*Aim*.
Find all lines in the records that include the word "superpixels", and copy them out.

:: Data for the task

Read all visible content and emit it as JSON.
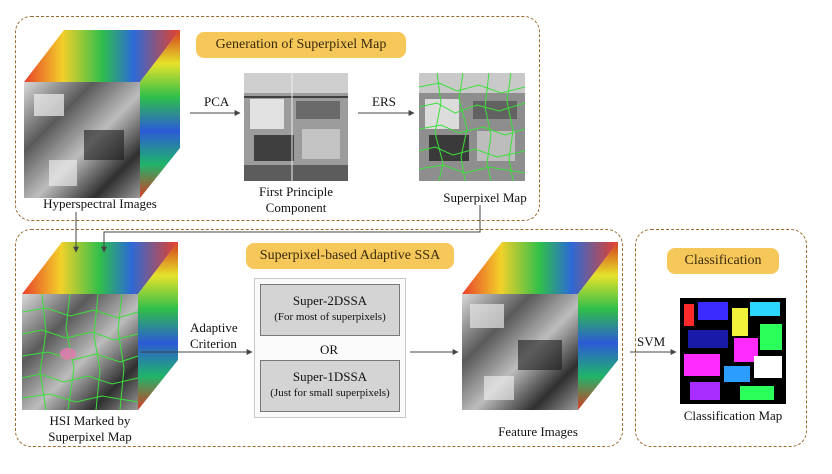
{
  "panels": {
    "generation": {
      "badge": "Generation of Superpixel Map"
    },
    "adaptive": {
      "badge": "Superpixel-based Adaptive SSA"
    },
    "classification": {
      "badge": "Classification"
    }
  },
  "images": {
    "hyperspectral": {
      "caption": "Hyperspectral Images"
    },
    "first_pc": {
      "caption_line1": "First Principle",
      "caption_line2": "Component"
    },
    "superpixel_map": {
      "caption": "Superpixel Map"
    },
    "hsi_marked": {
      "caption_line1": "HSI Marked by",
      "caption_line2": "Superpixel Map"
    },
    "feature_images": {
      "caption": "Feature Images"
    },
    "classification_map": {
      "caption": "Classification Map"
    }
  },
  "edges": {
    "pca": "PCA",
    "ers": "ERS",
    "adaptive_line1": "Adaptive",
    "adaptive_line2": "Criterion",
    "svm": "SVM"
  },
  "options": {
    "opt1_title": "Super-2DSSA",
    "opt1_sub": "(For most of superpixels)",
    "or": "OR",
    "opt2_title": "Super-1DSSA",
    "opt2_sub": "(Just for small superpixels)"
  },
  "colors": {
    "panel_border": "#9c6a2e",
    "badge": "#f6c85a",
    "superpixel_line": "#3ce03c"
  }
}
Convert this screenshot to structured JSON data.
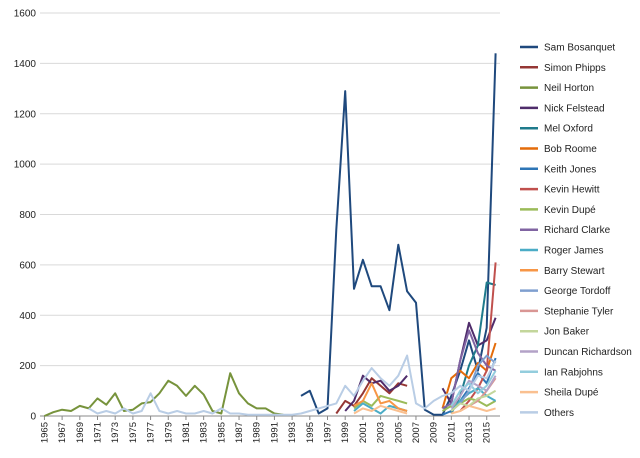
{
  "chart_data": {
    "type": "line",
    "title": "",
    "xlabel": "",
    "ylabel": "",
    "ylim": [
      0,
      1600
    ],
    "yticks": [
      0,
      200,
      400,
      600,
      800,
      1000,
      1200,
      1400,
      1600
    ],
    "xlim": [
      1965,
      2016
    ],
    "xticks": [
      1965,
      1967,
      1969,
      1971,
      1973,
      1975,
      1977,
      1979,
      1981,
      1983,
      1985,
      1987,
      1989,
      1991,
      1993,
      1995,
      1997,
      1999,
      2001,
      2003,
      2005,
      2007,
      2009,
      2011,
      2013,
      2015
    ],
    "grid": true,
    "legend": "right",
    "series": [
      {
        "name": "Sam Bosanquet",
        "color": "#1f497d",
        "x": [
          1994,
          1995,
          1996,
          1997,
          1998,
          1999,
          2000,
          2001,
          2002,
          2003,
          2004,
          2005,
          2006,
          2007,
          2008,
          2009,
          2010,
          2011,
          2012,
          2013,
          2014,
          2015,
          2016
        ],
        "y": [
          80,
          100,
          10,
          30,
          740,
          1290,
          505,
          620,
          515,
          515,
          420,
          680,
          495,
          450,
          25,
          5,
          5,
          80,
          180,
          300,
          180,
          350,
          1440
        ]
      },
      {
        "name": "Simon Phipps",
        "color": "#953735",
        "x": [
          1998,
          1999,
          2000,
          2001,
          2002,
          2003,
          2004,
          2005,
          2006
        ],
        "y": [
          10,
          60,
          40,
          90,
          150,
          120,
          90,
          130,
          120
        ]
      },
      {
        "name": "Neil Horton",
        "color": "#77933c",
        "x": [
          1965,
          1966,
          1967,
          1968,
          1969,
          1970,
          1971,
          1972,
          1973,
          1974,
          1975,
          1976,
          1977,
          1978,
          1979,
          1980,
          1981,
          1982,
          1983,
          1984,
          1985,
          1986,
          1987,
          1988,
          1989,
          1990,
          1991,
          1992
        ],
        "y": [
          0,
          15,
          25,
          20,
          40,
          30,
          70,
          45,
          90,
          20,
          25,
          50,
          55,
          90,
          140,
          120,
          80,
          120,
          85,
          20,
          10,
          170,
          90,
          50,
          30,
          30,
          10,
          5
        ]
      },
      {
        "name": "Nick Felstead",
        "color": "#4f2c6b",
        "x": [
          1999,
          2000,
          2001,
          2002,
          2003,
          2004,
          2005,
          2006,
          2010,
          2011,
          2012,
          2013,
          2014,
          2015,
          2016
        ],
        "y": [
          20,
          60,
          160,
          130,
          140,
          100,
          120,
          160,
          110,
          50,
          220,
          370,
          280,
          300,
          390
        ]
      },
      {
        "name": "Mel Oxford",
        "color": "#1f7b8c",
        "x": [
          2011,
          2012,
          2013,
          2014,
          2015,
          2016
        ],
        "y": [
          10,
          80,
          200,
          280,
          530,
          520
        ]
      },
      {
        "name": "Bob Roome",
        "color": "#e46c0a",
        "x": [
          2010,
          2011,
          2012,
          2013,
          2014,
          2015,
          2016
        ],
        "y": [
          30,
          150,
          180,
          150,
          210,
          180,
          290
        ]
      },
      {
        "name": "Keith Jones",
        "color": "#2e75b6",
        "x": [
          2010,
          2011,
          2012,
          2013,
          2014,
          2015,
          2016
        ],
        "y": [
          5,
          20,
          60,
          110,
          170,
          130,
          230
        ]
      },
      {
        "name": "Kevin Hewitt",
        "color": "#c0504d",
        "x": [
          2012,
          2013,
          2014,
          2015,
          2016
        ],
        "y": [
          20,
          60,
          110,
          180,
          610
        ]
      },
      {
        "name": "Kevin Dupé",
        "color": "#9bbb59",
        "x": [
          2000,
          2001,
          2002,
          2003,
          2004,
          2005,
          2006,
          2010,
          2011,
          2012,
          2013,
          2014,
          2015,
          2016
        ],
        "y": [
          30,
          60,
          40,
          80,
          70,
          60,
          50,
          20,
          40,
          50,
          70,
          60,
          40,
          60
        ]
      },
      {
        "name": "Richard Clarke",
        "color": "#8064a2",
        "x": [
          2010,
          2011,
          2012,
          2013,
          2014,
          2015,
          2016
        ],
        "y": [
          30,
          50,
          220,
          340,
          250,
          200,
          180
        ]
      },
      {
        "name": "Roger James",
        "color": "#4bacc6",
        "x": [
          2000,
          2001,
          2002,
          2003,
          2004,
          2005,
          2006,
          2011,
          2012,
          2013,
          2014,
          2015,
          2016
        ],
        "y": [
          20,
          50,
          30,
          10,
          40,
          30,
          20,
          20,
          60,
          90,
          110,
          80,
          60
        ]
      },
      {
        "name": "Barry Stewart",
        "color": "#f79646",
        "x": [
          2000,
          2001,
          2002,
          2003,
          2004,
          2005,
          2006
        ],
        "y": [
          40,
          60,
          130,
          50,
          60,
          30,
          20
        ]
      },
      {
        "name": "George Tordoff",
        "color": "#7f9fcf",
        "x": [
          2011,
          2012,
          2013,
          2014,
          2015,
          2016
        ],
        "y": [
          20,
          50,
          100,
          200,
          240,
          210
        ]
      },
      {
        "name": "Stephanie Tyler",
        "color": "#d99694",
        "x": [
          2012,
          2013,
          2014,
          2015,
          2016
        ],
        "y": [
          20,
          40,
          60,
          100,
          150
        ]
      },
      {
        "name": "Jon Baker",
        "color": "#c3d69b",
        "x": [
          2011,
          2012,
          2013,
          2014,
          2015,
          2016
        ],
        "y": [
          20,
          50,
          40,
          70,
          80,
          100
        ]
      },
      {
        "name": "Duncan Richardson",
        "color": "#b3a2c7",
        "x": [
          2011,
          2012,
          2013,
          2014,
          2015,
          2016
        ],
        "y": [
          30,
          80,
          140,
          120,
          100,
          160
        ]
      },
      {
        "name": "Ian Rabjohns",
        "color": "#93cddd",
        "x": [
          2011,
          2012,
          2013,
          2014,
          2015,
          2016
        ],
        "y": [
          40,
          100,
          130,
          90,
          120,
          180
        ]
      },
      {
        "name": "Sheila Dupé",
        "color": "#fac090",
        "x": [
          2000,
          2001,
          2002,
          2003,
          2004,
          2005,
          2006,
          2011,
          2012,
          2013,
          2014,
          2015,
          2016
        ],
        "y": [
          10,
          30,
          20,
          40,
          30,
          20,
          10,
          10,
          20,
          40,
          30,
          20,
          30
        ]
      },
      {
        "name": "Others",
        "color": "#b9cde5",
        "x": [
          1970,
          1971,
          1972,
          1973,
          1974,
          1975,
          1976,
          1977,
          1978,
          1979,
          1980,
          1981,
          1982,
          1983,
          1984,
          1985,
          1986,
          1987,
          1988,
          1989,
          1990,
          1991,
          1992,
          1993,
          1994,
          1995,
          1996,
          1997,
          1998,
          1999,
          2000,
          2001,
          2002,
          2003,
          2004,
          2005,
          2006,
          2007,
          2008,
          2009,
          2010,
          2011,
          2012,
          2013,
          2014,
          2015,
          2016
        ],
        "y": [
          30,
          10,
          20,
          10,
          30,
          10,
          20,
          90,
          20,
          10,
          20,
          10,
          10,
          20,
          10,
          30,
          10,
          10,
          5,
          5,
          5,
          5,
          5,
          5,
          10,
          20,
          30,
          40,
          50,
          120,
          80,
          140,
          190,
          150,
          120,
          160,
          240,
          50,
          30,
          60,
          80,
          90,
          120,
          100,
          160,
          150,
          220
        ]
      }
    ]
  }
}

::::

*Result for this task*.
    "opt1_sub": "(For most of superpixels)",
    "opt2_sub": "(Just for small superpixels)"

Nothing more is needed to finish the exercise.